* Work instructions
Reply only with how many lines contain the word "matrix".

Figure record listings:
------

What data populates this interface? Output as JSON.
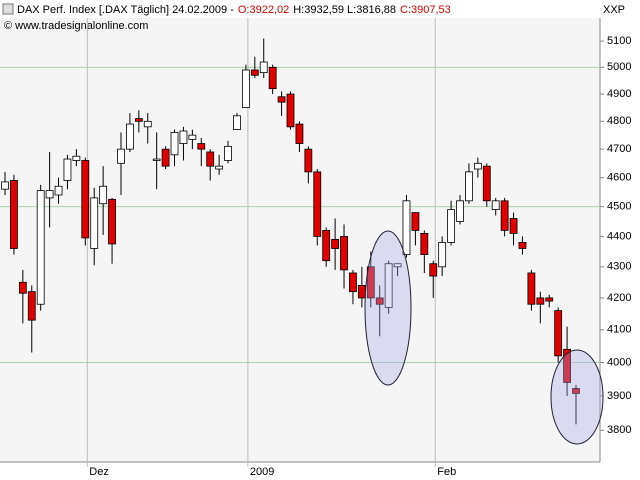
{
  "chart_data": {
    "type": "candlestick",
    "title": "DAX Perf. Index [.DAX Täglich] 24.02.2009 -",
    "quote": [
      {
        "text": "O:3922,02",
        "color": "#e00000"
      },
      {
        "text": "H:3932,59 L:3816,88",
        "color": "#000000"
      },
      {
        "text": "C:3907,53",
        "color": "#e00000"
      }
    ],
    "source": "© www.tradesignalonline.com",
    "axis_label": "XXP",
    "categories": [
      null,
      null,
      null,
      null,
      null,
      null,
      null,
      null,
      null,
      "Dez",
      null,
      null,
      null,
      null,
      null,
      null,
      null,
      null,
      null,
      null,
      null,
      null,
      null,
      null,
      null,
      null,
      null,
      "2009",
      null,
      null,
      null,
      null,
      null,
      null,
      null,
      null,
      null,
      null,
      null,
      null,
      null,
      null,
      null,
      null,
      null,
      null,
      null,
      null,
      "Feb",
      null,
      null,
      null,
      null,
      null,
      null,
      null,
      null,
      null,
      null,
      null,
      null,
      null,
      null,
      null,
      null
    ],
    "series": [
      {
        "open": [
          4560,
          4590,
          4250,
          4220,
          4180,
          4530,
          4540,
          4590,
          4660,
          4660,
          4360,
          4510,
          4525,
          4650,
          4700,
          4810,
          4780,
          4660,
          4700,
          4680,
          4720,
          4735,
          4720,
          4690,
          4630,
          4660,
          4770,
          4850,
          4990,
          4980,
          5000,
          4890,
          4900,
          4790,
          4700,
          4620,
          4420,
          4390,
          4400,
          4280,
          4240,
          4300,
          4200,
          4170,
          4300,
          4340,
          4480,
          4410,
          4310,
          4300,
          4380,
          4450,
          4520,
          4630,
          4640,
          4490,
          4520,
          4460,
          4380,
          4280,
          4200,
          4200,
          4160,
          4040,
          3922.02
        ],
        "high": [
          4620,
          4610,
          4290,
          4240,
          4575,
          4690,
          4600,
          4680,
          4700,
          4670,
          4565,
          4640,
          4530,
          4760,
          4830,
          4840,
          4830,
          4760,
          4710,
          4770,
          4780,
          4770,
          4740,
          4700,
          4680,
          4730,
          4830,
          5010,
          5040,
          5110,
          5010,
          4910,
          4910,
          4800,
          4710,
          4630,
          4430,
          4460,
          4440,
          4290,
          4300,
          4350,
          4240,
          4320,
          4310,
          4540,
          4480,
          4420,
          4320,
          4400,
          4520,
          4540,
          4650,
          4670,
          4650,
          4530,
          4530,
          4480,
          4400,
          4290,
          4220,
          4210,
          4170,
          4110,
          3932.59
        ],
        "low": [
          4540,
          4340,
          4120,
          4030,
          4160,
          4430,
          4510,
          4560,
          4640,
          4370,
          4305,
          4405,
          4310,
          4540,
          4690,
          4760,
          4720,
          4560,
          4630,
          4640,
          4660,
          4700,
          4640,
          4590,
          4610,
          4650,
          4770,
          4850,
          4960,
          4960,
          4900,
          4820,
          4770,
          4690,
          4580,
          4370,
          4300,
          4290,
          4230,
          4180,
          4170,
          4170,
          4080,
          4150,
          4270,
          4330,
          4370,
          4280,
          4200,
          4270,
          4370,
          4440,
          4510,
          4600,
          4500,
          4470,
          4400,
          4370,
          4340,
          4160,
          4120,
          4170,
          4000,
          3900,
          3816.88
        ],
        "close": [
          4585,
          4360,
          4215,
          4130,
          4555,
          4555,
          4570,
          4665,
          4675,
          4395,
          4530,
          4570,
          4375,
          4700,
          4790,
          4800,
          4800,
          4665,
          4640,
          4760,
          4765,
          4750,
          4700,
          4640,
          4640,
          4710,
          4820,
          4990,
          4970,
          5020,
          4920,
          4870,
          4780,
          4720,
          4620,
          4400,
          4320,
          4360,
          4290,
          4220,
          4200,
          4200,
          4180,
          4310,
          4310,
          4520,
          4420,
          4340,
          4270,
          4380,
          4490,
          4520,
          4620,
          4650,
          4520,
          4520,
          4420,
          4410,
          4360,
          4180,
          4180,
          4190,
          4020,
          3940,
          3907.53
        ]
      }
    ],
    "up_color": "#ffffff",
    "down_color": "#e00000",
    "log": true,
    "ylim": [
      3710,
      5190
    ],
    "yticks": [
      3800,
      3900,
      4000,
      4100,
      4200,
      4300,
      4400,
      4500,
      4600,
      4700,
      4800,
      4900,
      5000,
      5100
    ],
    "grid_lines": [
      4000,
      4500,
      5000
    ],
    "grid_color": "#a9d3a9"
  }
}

------

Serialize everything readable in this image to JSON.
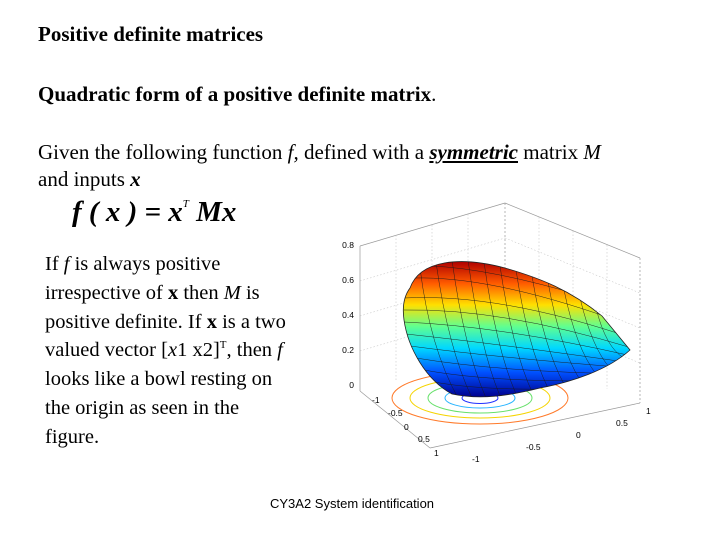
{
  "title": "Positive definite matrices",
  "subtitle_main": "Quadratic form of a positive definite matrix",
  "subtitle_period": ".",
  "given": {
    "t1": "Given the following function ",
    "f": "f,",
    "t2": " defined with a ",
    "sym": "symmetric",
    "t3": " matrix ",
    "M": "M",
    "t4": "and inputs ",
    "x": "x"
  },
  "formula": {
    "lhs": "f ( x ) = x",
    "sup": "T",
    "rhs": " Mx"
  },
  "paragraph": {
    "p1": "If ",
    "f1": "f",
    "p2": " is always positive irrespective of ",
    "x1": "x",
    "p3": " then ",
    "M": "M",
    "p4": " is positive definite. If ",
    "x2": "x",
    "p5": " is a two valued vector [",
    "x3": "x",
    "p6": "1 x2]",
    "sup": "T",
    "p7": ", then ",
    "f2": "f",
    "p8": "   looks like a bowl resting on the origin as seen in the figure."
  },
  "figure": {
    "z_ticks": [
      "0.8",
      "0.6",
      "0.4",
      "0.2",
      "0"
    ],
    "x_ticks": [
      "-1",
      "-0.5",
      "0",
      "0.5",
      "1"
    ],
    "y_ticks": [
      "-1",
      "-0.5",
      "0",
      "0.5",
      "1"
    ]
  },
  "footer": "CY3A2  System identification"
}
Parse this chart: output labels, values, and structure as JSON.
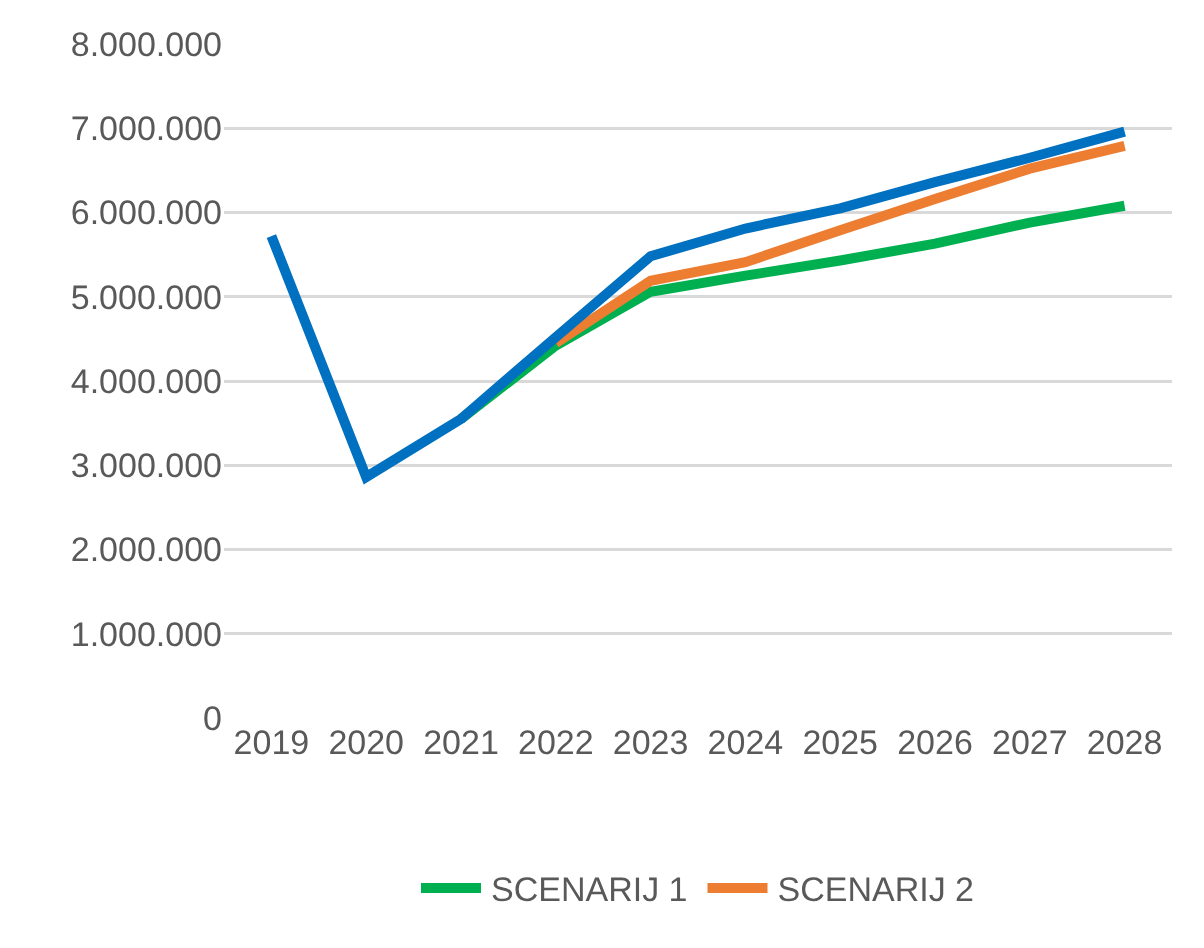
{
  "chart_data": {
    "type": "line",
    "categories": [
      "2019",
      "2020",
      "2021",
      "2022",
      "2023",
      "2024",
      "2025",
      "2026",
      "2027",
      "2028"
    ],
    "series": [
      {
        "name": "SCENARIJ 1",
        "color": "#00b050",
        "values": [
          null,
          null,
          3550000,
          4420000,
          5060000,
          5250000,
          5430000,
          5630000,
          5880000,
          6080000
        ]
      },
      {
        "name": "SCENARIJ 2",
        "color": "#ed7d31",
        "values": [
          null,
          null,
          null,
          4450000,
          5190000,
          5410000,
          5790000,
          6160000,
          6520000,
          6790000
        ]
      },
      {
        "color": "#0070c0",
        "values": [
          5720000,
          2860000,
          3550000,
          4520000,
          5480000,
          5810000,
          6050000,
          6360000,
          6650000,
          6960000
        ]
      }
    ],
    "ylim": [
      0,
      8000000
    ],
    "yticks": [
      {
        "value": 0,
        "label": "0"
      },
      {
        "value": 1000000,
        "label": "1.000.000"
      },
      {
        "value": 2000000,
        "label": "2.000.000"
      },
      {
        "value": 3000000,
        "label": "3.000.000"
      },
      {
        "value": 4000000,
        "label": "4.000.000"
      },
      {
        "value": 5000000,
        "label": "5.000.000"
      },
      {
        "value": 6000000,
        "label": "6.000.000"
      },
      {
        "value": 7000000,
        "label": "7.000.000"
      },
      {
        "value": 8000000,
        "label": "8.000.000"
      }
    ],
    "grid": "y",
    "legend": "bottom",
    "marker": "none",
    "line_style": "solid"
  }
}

------

* Solution to this exercise
2